**To do**
Read the records below and copy each line that contains "cliente".

*** The records

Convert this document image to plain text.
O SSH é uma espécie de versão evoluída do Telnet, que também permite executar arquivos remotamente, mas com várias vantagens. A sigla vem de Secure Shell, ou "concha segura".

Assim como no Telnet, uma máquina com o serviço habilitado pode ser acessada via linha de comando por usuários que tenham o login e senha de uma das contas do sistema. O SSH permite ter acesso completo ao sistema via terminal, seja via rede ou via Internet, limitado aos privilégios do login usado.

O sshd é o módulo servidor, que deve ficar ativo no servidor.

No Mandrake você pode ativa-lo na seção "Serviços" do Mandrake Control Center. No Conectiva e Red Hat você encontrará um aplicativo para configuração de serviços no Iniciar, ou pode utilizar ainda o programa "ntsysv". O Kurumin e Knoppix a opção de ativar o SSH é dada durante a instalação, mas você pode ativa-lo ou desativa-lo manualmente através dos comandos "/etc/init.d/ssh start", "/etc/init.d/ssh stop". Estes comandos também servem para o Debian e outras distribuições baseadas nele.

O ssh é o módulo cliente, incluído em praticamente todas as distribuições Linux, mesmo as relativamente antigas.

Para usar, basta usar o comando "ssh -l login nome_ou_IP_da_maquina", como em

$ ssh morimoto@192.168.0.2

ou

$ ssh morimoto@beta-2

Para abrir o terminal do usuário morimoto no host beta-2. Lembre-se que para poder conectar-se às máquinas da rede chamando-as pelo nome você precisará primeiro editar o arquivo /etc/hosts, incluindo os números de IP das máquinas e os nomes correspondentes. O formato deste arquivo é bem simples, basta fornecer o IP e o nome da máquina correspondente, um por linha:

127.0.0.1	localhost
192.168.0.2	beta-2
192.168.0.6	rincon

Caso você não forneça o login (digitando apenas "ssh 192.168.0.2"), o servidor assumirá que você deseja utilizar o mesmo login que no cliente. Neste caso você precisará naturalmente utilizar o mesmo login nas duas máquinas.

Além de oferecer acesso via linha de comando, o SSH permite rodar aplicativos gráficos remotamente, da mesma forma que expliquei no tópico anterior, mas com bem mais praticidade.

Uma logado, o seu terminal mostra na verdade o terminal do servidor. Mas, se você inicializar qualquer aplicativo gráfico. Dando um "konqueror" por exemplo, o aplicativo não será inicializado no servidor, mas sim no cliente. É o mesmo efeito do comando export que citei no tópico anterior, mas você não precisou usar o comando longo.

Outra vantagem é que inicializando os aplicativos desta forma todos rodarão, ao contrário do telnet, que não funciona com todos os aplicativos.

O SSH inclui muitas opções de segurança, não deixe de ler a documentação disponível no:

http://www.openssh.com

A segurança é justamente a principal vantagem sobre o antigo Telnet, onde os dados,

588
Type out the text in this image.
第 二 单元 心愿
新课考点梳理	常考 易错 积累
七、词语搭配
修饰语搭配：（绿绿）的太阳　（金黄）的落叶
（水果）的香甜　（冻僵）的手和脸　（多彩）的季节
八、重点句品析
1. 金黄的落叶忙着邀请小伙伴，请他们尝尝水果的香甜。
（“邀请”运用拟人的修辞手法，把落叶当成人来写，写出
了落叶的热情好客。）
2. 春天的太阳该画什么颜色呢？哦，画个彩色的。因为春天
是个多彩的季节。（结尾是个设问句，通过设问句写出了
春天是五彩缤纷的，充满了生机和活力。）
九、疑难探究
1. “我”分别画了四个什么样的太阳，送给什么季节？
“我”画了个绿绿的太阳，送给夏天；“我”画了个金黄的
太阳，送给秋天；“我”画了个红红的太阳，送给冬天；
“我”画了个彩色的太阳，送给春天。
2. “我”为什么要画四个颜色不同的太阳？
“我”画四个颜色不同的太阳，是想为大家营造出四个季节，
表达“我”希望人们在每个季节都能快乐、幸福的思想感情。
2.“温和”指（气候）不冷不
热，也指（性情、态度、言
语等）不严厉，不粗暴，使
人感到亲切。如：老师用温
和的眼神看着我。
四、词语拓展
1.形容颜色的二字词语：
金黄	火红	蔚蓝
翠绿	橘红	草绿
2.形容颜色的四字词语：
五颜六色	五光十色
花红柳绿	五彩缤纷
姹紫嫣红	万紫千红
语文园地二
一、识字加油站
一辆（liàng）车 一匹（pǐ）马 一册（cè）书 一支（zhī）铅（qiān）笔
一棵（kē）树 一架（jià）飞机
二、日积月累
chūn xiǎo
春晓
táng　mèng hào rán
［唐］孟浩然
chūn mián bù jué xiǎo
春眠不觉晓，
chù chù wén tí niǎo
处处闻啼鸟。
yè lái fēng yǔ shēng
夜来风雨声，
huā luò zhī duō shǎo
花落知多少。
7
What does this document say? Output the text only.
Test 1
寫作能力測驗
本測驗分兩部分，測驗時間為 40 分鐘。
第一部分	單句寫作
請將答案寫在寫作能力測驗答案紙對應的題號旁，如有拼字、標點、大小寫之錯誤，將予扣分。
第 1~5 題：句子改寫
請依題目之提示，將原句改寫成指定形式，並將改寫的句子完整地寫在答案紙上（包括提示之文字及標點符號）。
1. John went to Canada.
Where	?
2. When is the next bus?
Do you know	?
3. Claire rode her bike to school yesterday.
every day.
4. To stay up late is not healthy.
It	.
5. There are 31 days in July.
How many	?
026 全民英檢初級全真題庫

******

**Output of the exercise**
O ssh é o módulo cliente, incluído em praticamente todas as distribuições Linux, mesmo as relativamente antigas.
Caso você não forneça o login (digitando apenas "ssh 192.168.0.2"), o servidor assumirá que você deseja utilizar o mesmo login que no cliente. Neste caso você precisará naturalmente utilizar o mesmo login nas duas máquinas.
Uma logado, o seu terminal mostra na verdade o terminal do servidor. Mas, se você inicializar qualquer aplicativo gráfico. Dando um "konqueror" por exemplo, o aplicativo não será inicializado no servidor, mas sim no cliente. É o mesmo efeito do comando export que citei no tópico anterior, mas você não precisou usar o comando longo.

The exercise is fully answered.